Stated problem: Tally up the lines that include "marker" and state that number by itself.

-------- Data entries --------

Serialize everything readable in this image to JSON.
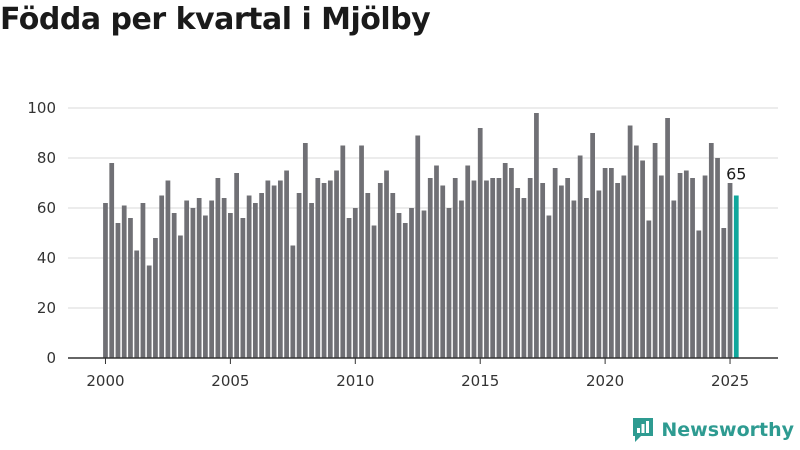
{
  "colors": {
    "bar": "#707075",
    "highlight": "#11a79c",
    "grid": "#d9d9d9",
    "axis": "#333333",
    "brand": "#2e9b91"
  },
  "brand": {
    "name": "Newsworthy",
    "icon": "newsworthy-chart-bubble-icon"
  },
  "chart_data": {
    "type": "bar",
    "title": "Födda per kvartal i Mjölby",
    "xlabel": "",
    "ylabel": "",
    "ylim": [
      0,
      100
    ],
    "yticks": [
      0,
      20,
      40,
      60,
      80,
      100
    ],
    "xticks": [
      2000,
      2005,
      2010,
      2015,
      2020,
      2025
    ],
    "grid": true,
    "start_year": 2000,
    "highlight_last": true,
    "last_value_label": "65",
    "values": [
      62,
      78,
      54,
      61,
      56,
      43,
      62,
      37,
      48,
      65,
      71,
      58,
      49,
      63,
      60,
      64,
      57,
      63,
      72,
      64,
      58,
      74,
      56,
      65,
      62,
      66,
      71,
      69,
      71,
      75,
      45,
      66,
      86,
      62,
      72,
      70,
      71,
      75,
      85,
      56,
      60,
      85,
      66,
      53,
      70,
      75,
      66,
      58,
      54,
      60,
      89,
      59,
      72,
      77,
      69,
      60,
      72,
      63,
      77,
      71,
      92,
      71,
      72,
      72,
      78,
      76,
      68,
      64,
      72,
      98,
      70,
      57,
      76,
      69,
      72,
      63,
      81,
      64,
      90,
      67,
      76,
      76,
      70,
      73,
      93,
      85,
      79,
      55,
      86,
      73,
      96,
      63,
      74,
      75,
      72,
      51,
      73,
      86,
      80,
      52,
      70,
      65
    ]
  }
}
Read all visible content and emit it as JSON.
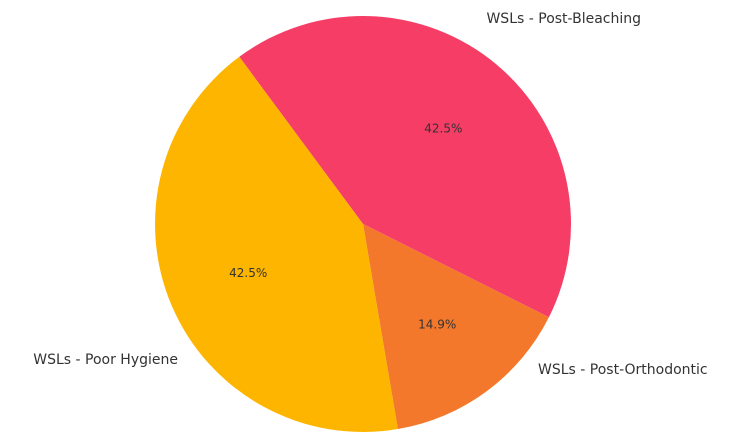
{
  "chart_data": {
    "type": "pie",
    "title": "",
    "slices": [
      {
        "label": "WSLs - Post-Bleaching",
        "percent": 42.5,
        "percent_label": "42.5%",
        "color": "#f53d65"
      },
      {
        "label": "WSLs - Post-Orthodontic",
        "percent": 14.9,
        "percent_label": "14.9%",
        "color": "#f4782b"
      },
      {
        "label": "WSLs - Poor Hygiene",
        "percent": 42.5,
        "percent_label": "42.5%",
        "color": "#fdb500"
      }
    ]
  }
}
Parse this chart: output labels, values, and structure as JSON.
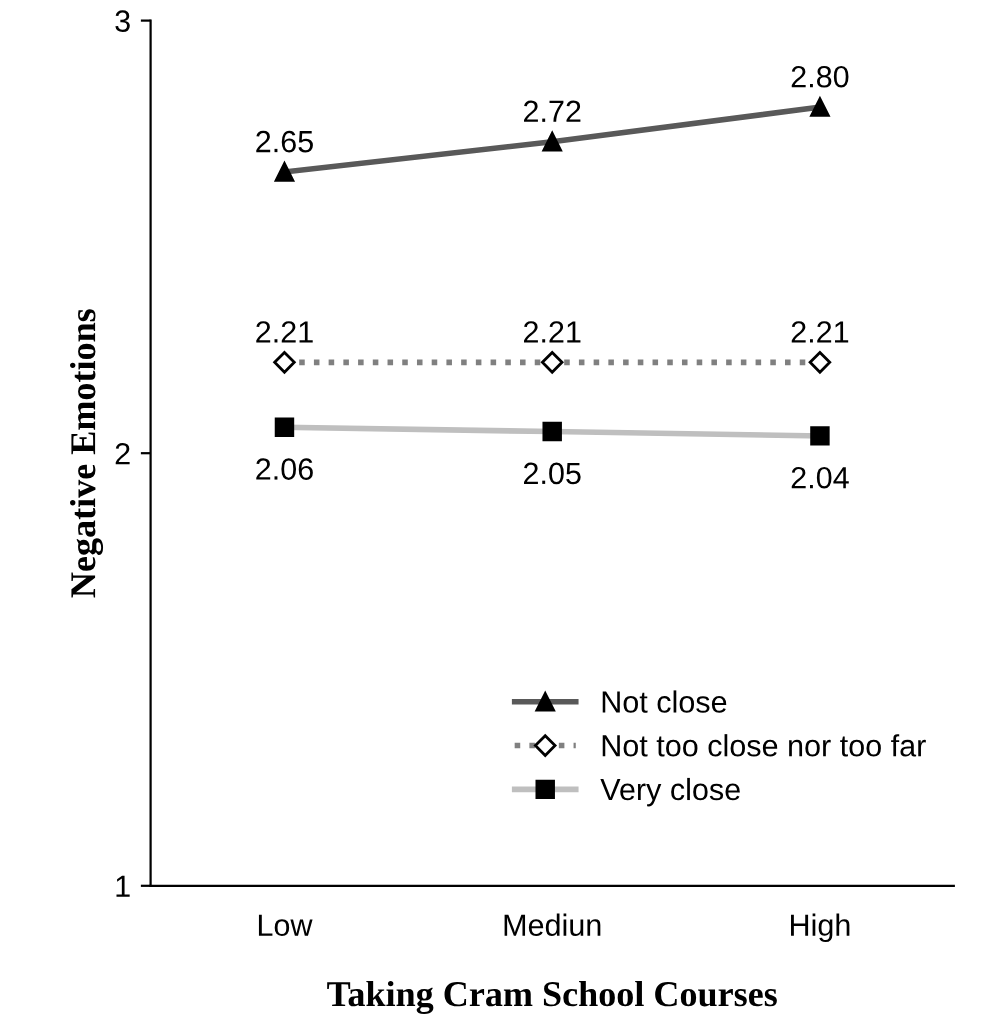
{
  "chart_data": {
    "type": "line",
    "xlabel": "Taking Cram School Courses",
    "ylabel": "Negative Emotions",
    "categories": [
      "Low",
      "Mediun",
      "High"
    ],
    "series": [
      {
        "name": "Not close",
        "color": "#595959",
        "values": [
          2.65,
          2.72,
          2.8
        ],
        "value_labels": [
          "2.65",
          "2.72",
          "2.80"
        ],
        "marker": "triangle",
        "line_style": "solid"
      },
      {
        "name": "Not too close nor too far",
        "color": "#808080",
        "values": [
          2.21,
          2.21,
          2.21
        ],
        "value_labels": [
          "2.21",
          "2.21",
          "2.21"
        ],
        "marker": "diamond",
        "line_style": "dotted"
      },
      {
        "name": "Very close",
        "color": "#bfbfbf",
        "values": [
          2.06,
          2.05,
          2.04
        ],
        "value_labels": [
          "2.06",
          "2.05",
          "2.04"
        ],
        "marker": "square",
        "line_style": "solid"
      }
    ],
    "ylim": [
      1,
      3
    ],
    "yticks": [
      1,
      2,
      3
    ],
    "grid": false,
    "legend": "bottom right"
  }
}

--------

Task output: 3